Work to be completed —
Each line of the listing must be transcribed exactly, except for the images, which should be excluded.

Supplied data —
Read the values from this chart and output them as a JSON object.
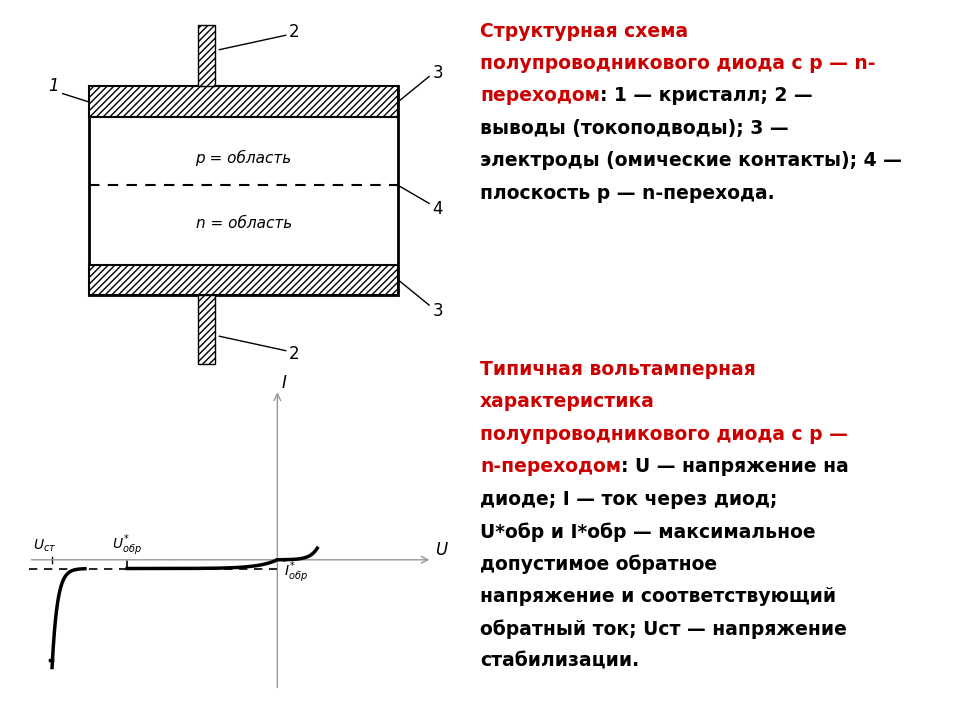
{
  "bg_color": "#ffffff",
  "bold_color": "#cc0000",
  "normal_color": "#000000",
  "text1_lines": [
    {
      "bold": "Структурная схема"
    },
    {
      "bold": "полупроводникового диода с р — n-"
    },
    {
      "bold": "переходом",
      "normal": ": 1 — кристалл; 2 —"
    },
    {
      "normal": "выводы (токоподводы); 3 —"
    },
    {
      "normal": "электроды (омические контакты); 4 —"
    },
    {
      "normal": "плоскость p — n-перехода."
    }
  ],
  "text2_lines": [
    {
      "bold": "Типичная вольтамперная"
    },
    {
      "bold": "характеристика"
    },
    {
      "bold": "полупроводникового диода с p —"
    },
    {
      "bold": "n-переходом",
      "normal": ": U — напряжение на"
    },
    {
      "normal": "диоде; I — ток через диод;"
    },
    {
      "normal": "U*обр и I*обр — максимальное"
    },
    {
      "normal": "допустимое обратное"
    },
    {
      "normal": "напряжение и соответствующий"
    },
    {
      "normal": "обратный ток; Uст — напряжение"
    },
    {
      "normal": "стабилизации."
    }
  ]
}
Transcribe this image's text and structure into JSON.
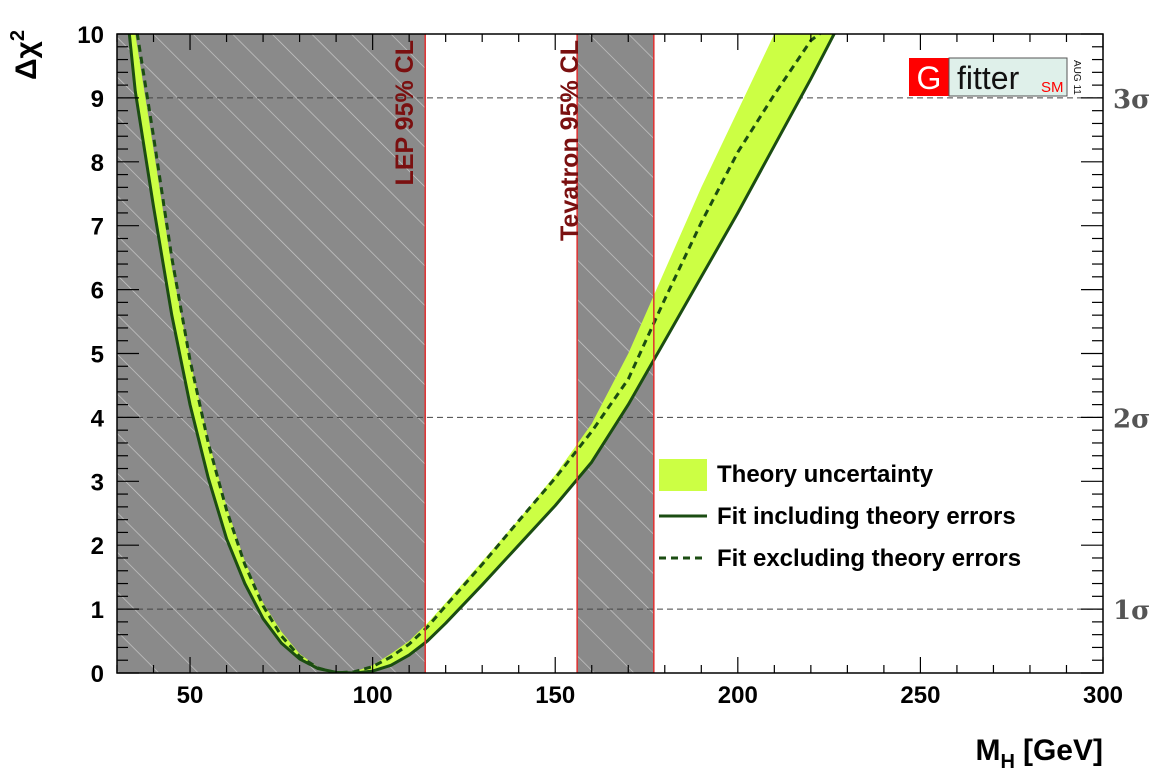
{
  "chart_data": {
    "type": "line",
    "xlabel": "M",
    "xlabel_sub": "H",
    "xlabel_unit": "[GeV]",
    "ylabel_symbol": "Δχ",
    "ylabel_sup": "2",
    "xlim": [
      30,
      300
    ],
    "ylim": [
      0,
      10
    ],
    "x_ticks": [
      "50",
      "100",
      "150",
      "200",
      "250",
      "300"
    ],
    "y_ticks": [
      "0",
      "1",
      "2",
      "3",
      "4",
      "5",
      "6",
      "7",
      "8",
      "9",
      "10"
    ],
    "grid_lines_y": [
      1,
      4,
      9
    ],
    "sigma_labels": [
      {
        "value": 1,
        "label": "1σ"
      },
      {
        "value": 4,
        "label": "2σ"
      },
      {
        "value": 9,
        "label": "3σ"
      }
    ],
    "excluded_regions": [
      {
        "name": "LEP 95% CL",
        "range": [
          30,
          114.4
        ]
      },
      {
        "name": "Tevatron 95% CL",
        "range": [
          156,
          177
        ]
      }
    ],
    "series": [
      {
        "name": "Fit including theory errors",
        "style": "solid",
        "color": "#1b4d12",
        "x": [
          33,
          35,
          40,
          45,
          50,
          55,
          60,
          65,
          70,
          75,
          80,
          85,
          90,
          95,
          100,
          105,
          110,
          115,
          120,
          130,
          140,
          150,
          160,
          170,
          180,
          190,
          200,
          210,
          220,
          230
        ],
        "y": [
          10.2,
          9.1,
          7.3,
          5.6,
          4.2,
          3.05,
          2.1,
          1.4,
          0.85,
          0.47,
          0.22,
          0.07,
          0.01,
          0,
          0.03,
          0.12,
          0.28,
          0.5,
          0.78,
          1.38,
          2.0,
          2.62,
          3.3,
          4.2,
          5.2,
          6.2,
          7.2,
          8.25,
          9.3,
          10.4
        ]
      },
      {
        "name": "Fit excluding theory errors",
        "style": "dashed",
        "color": "#1b4d12",
        "x": [
          35,
          40,
          45,
          50,
          55,
          60,
          65,
          70,
          75,
          80,
          85,
          90,
          95,
          100,
          105,
          110,
          115,
          120,
          130,
          140,
          150,
          160,
          170,
          180,
          190,
          200,
          210,
          220,
          227
        ],
        "y": [
          10.2,
          8.4,
          6.5,
          4.9,
          3.6,
          2.55,
          1.7,
          1.05,
          0.58,
          0.26,
          0.08,
          0.0,
          0.02,
          0.1,
          0.25,
          0.45,
          0.72,
          1.05,
          1.7,
          2.38,
          3.05,
          3.78,
          4.6,
          5.85,
          7.05,
          8.15,
          9.05,
          9.9,
          10.2
        ]
      }
    ],
    "band": {
      "name": "Theory uncertainty",
      "color": "#ccff44",
      "x": [
        33,
        35,
        40,
        45,
        50,
        55,
        60,
        65,
        70,
        75,
        80,
        85,
        90,
        95,
        100,
        105,
        110,
        115,
        120,
        130,
        140,
        150,
        160,
        170,
        180,
        190,
        200,
        210,
        220,
        230
      ],
      "low": [
        10.2,
        9.1,
        7.3,
        5.6,
        4.2,
        3.05,
        2.1,
        1.4,
        0.85,
        0.47,
        0.22,
        0.07,
        0.01,
        0,
        0.03,
        0.12,
        0.28,
        0.5,
        0.78,
        1.38,
        2.0,
        2.62,
        3.3,
        4.2,
        5.2,
        6.2,
        7.2,
        8.25,
        9.3,
        10.4
      ],
      "high": [
        10.6,
        10.0,
        8.2,
        6.35,
        4.9,
        3.65,
        2.6,
        1.75,
        1.1,
        0.65,
        0.3,
        0.09,
        0.01,
        0.02,
        0.12,
        0.3,
        0.5,
        0.78,
        1.1,
        1.75,
        2.4,
        3.1,
        3.9,
        5.0,
        6.3,
        7.6,
        8.8,
        10.0,
        11.0,
        12.0
      ]
    },
    "legend": {
      "placement": "lower-right",
      "entries": [
        {
          "label": "Theory uncertainty",
          "kind": "band"
        },
        {
          "label": "Fit including theory errors",
          "kind": "solid"
        },
        {
          "label": "Fit excluding theory errors",
          "kind": "dashed"
        }
      ]
    }
  },
  "logo": {
    "letter": "G",
    "word": "fitter",
    "badge": "SM",
    "stamp": "AUG 11",
    "letter_bg": "#ff0000",
    "word_bg": "#dff0ea"
  },
  "colors": {
    "excluded_fill": "#8a8a8a",
    "exclusion_line": "#e03030",
    "grid": "#444444"
  }
}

Final result —
Read the values from this chart and output them as a JSON object.
{
  "bg_color": "#ffffff",
  "bold_color": "#cc0000",
  "normal_color": "#000000",
  "text1_lines": [
    {
      "bold": "Структурная схема"
    },
    {
      "bold": "полупроводникового диода с р — n-"
    },
    {
      "bold": "переходом",
      "normal": ": 1 — кристалл; 2 —"
    },
    {
      "normal": "выводы (токоподводы); 3 —"
    },
    {
      "normal": "электроды (омические контакты); 4 —"
    },
    {
      "normal": "плоскость p — n-перехода."
    }
  ],
  "text2_lines": [
    {
      "bold": "Типичная вольтамперная"
    },
    {
      "bold": "характеристика"
    },
    {
      "bold": "полупроводникового диода с p —"
    },
    {
      "bold": "n-переходом",
      "normal": ": U — напряжение на"
    },
    {
      "normal": "диоде; I — ток через диод;"
    },
    {
      "normal": "U*обр и I*обр — максимальное"
    },
    {
      "normal": "допустимое обратное"
    },
    {
      "normal": "напряжение и соответствующий"
    },
    {
      "normal": "обратный ток; Uст — напряжение"
    },
    {
      "normal": "стабилизации."
    }
  ]
}
Transcribe this image's text and structure into JSON.
{
  "chart_data": {
    "type": "line",
    "xlabel": "M",
    "xlabel_sub": "H",
    "xlabel_unit": "[GeV]",
    "ylabel_symbol": "Δχ",
    "ylabel_sup": "2",
    "xlim": [
      30,
      300
    ],
    "ylim": [
      0,
      10
    ],
    "x_ticks": [
      "50",
      "100",
      "150",
      "200",
      "250",
      "300"
    ],
    "y_ticks": [
      "0",
      "1",
      "2",
      "3",
      "4",
      "5",
      "6",
      "7",
      "8",
      "9",
      "10"
    ],
    "grid_lines_y": [
      1,
      4,
      9
    ],
    "sigma_labels": [
      {
        "value": 1,
        "label": "1σ"
      },
      {
        "value": 4,
        "label": "2σ"
      },
      {
        "value": 9,
        "label": "3σ"
      }
    ],
    "excluded_regions": [
      {
        "name": "LEP 95% CL",
        "range": [
          30,
          114.4
        ]
      },
      {
        "name": "Tevatron 95% CL",
        "range": [
          156,
          177
        ]
      }
    ],
    "series": [
      {
        "name": "Fit including theory errors",
        "style": "solid",
        "color": "#1b4d12",
        "x": [
          33,
          35,
          40,
          45,
          50,
          55,
          60,
          65,
          70,
          75,
          80,
          85,
          90,
          95,
          100,
          105,
          110,
          115,
          120,
          130,
          140,
          150,
          160,
          170,
          180,
          190,
          200,
          210,
          220,
          230
        ],
        "y": [
          10.2,
          9.1,
          7.3,
          5.6,
          4.2,
          3.05,
          2.1,
          1.4,
          0.85,
          0.47,
          0.22,
          0.07,
          0.01,
          0,
          0.03,
          0.12,
          0.28,
          0.5,
          0.78,
          1.38,
          2.0,
          2.62,
          3.3,
          4.2,
          5.2,
          6.2,
          7.2,
          8.25,
          9.3,
          10.4
        ]
      },
      {
        "name": "Fit excluding theory errors",
        "style": "dashed",
        "color": "#1b4d12",
        "x": [
          35,
          40,
          45,
          50,
          55,
          60,
          65,
          70,
          75,
          80,
          85,
          90,
          95,
          100,
          105,
          110,
          115,
          120,
          130,
          140,
          150,
          160,
          170,
          180,
          190,
          200,
          210,
          220,
          227
        ],
        "y": [
          10.2,
          8.4,
          6.5,
          4.9,
          3.6,
          2.55,
          1.7,
          1.05,
          0.58,
          0.26,
          0.08,
          0.0,
          0.02,
          0.1,
          0.25,
          0.45,
          0.72,
          1.05,
          1.7,
          2.38,
          3.05,
          3.78,
          4.6,
          5.85,
          7.05,
          8.15,
          9.05,
          9.9,
          10.2
        ]
      }
    ],
    "band": {
      "name": "Theory uncertainty",
      "color": "#ccff44",
      "x": [
        33,
        35,
        40,
        45,
        50,
        55,
        60,
        65,
        70,
        75,
        80,
        85,
        90,
        95,
        100,
        105,
        110,
        115,
        120,
        130,
        140,
        150,
        160,
        170,
        180,
        190,
        200,
        210,
        220,
        230
      ],
      "low": [
        10.2,
        9.1,
        7.3,
        5.6,
        4.2,
        3.05,
        2.1,
        1.4,
        0.85,
        0.47,
        0.22,
        0.07,
        0.01,
        0,
        0.03,
        0.12,
        0.28,
        0.5,
        0.78,
        1.38,
        2.0,
        2.62,
        3.3,
        4.2,
        5.2,
        6.2,
        7.2,
        8.25,
        9.3,
        10.4
      ],
      "high": [
        10.6,
        10.0,
        8.2,
        6.35,
        4.9,
        3.65,
        2.6,
        1.75,
        1.1,
        0.65,
        0.3,
        0.09,
        0.01,
        0.02,
        0.12,
        0.3,
        0.5,
        0.78,
        1.1,
        1.75,
        2.4,
        3.1,
        3.9,
        5.0,
        6.3,
        7.6,
        8.8,
        10.0,
        11.0,
        12.0
      ]
    },
    "legend": {
      "placement": "lower-right",
      "entries": [
        {
          "label": "Theory uncertainty",
          "kind": "band"
        },
        {
          "label": "Fit including theory errors",
          "kind": "solid"
        },
        {
          "label": "Fit excluding theory errors",
          "kind": "dashed"
        }
      ]
    }
  },
  "logo": {
    "letter": "G",
    "word": "fitter",
    "badge": "SM",
    "stamp": "AUG 11",
    "letter_bg": "#ff0000",
    "word_bg": "#dff0ea"
  },
  "colors": {
    "excluded_fill": "#8a8a8a",
    "exclusion_line": "#e03030",
    "grid": "#444444"
  }
}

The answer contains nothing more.